**Exercise:**
An exact copy of the records is required, minus the pictures they hold.

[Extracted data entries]
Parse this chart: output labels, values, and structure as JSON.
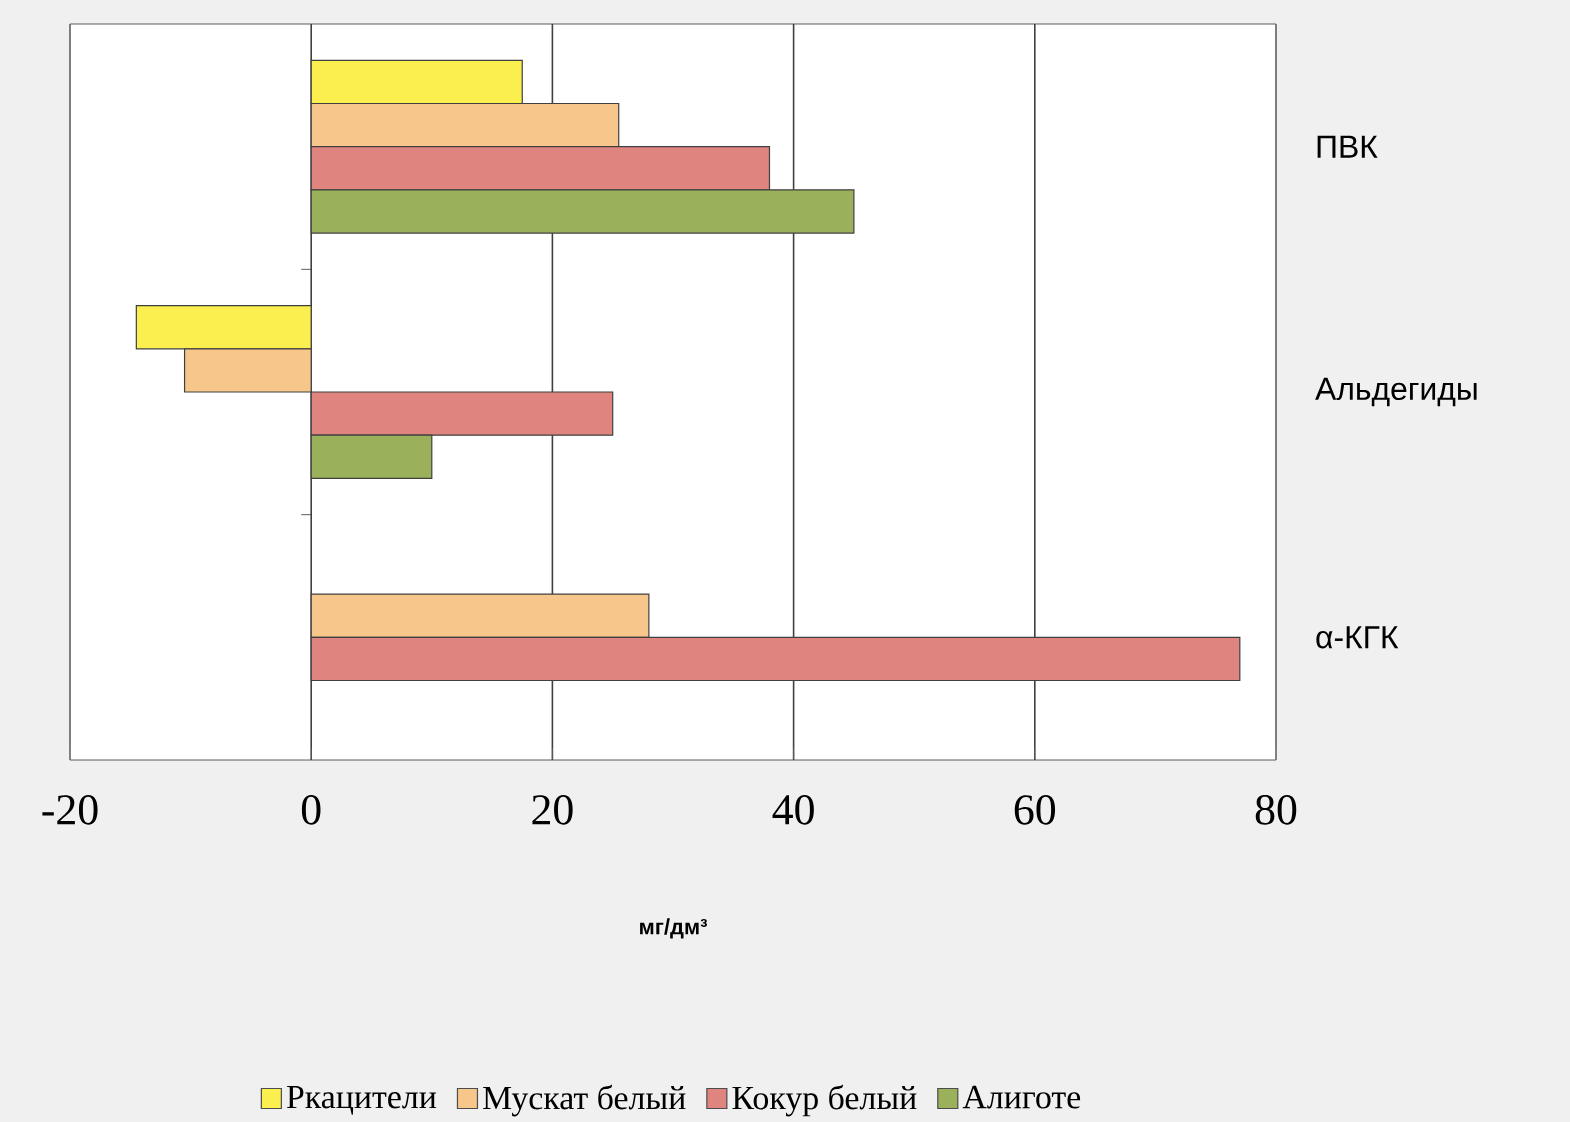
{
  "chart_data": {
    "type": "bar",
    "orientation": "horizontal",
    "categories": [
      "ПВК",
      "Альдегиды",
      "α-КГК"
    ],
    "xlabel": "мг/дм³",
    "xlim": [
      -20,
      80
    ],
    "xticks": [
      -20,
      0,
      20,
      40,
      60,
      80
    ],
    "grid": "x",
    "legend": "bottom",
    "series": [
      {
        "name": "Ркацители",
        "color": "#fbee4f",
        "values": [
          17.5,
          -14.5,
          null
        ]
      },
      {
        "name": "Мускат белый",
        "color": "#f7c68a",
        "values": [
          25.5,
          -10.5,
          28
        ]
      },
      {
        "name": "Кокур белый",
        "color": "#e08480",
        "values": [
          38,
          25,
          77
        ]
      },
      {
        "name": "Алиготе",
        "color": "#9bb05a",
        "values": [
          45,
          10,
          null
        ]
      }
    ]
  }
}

**Solution:**
Parse this chart: output labels, values, and structure as JSON.
{
  "chart_data": {
    "type": "bar",
    "orientation": "horizontal",
    "categories": [
      "ПВК",
      "Альдегиды",
      "α-КГК"
    ],
    "xlabel": "мг/дм³",
    "xlim": [
      -20,
      80
    ],
    "xticks": [
      -20,
      0,
      20,
      40,
      60,
      80
    ],
    "grid": "x",
    "legend": "bottom",
    "series": [
      {
        "name": "Ркацители",
        "color": "#fbee4f",
        "values": [
          17.5,
          -14.5,
          null
        ]
      },
      {
        "name": "Мускат белый",
        "color": "#f7c68a",
        "values": [
          25.5,
          -10.5,
          28
        ]
      },
      {
        "name": "Кокур белый",
        "color": "#e08480",
        "values": [
          38,
          25,
          77
        ]
      },
      {
        "name": "Алиготе",
        "color": "#9bb05a",
        "values": [
          45,
          10,
          null
        ]
      }
    ]
  }
}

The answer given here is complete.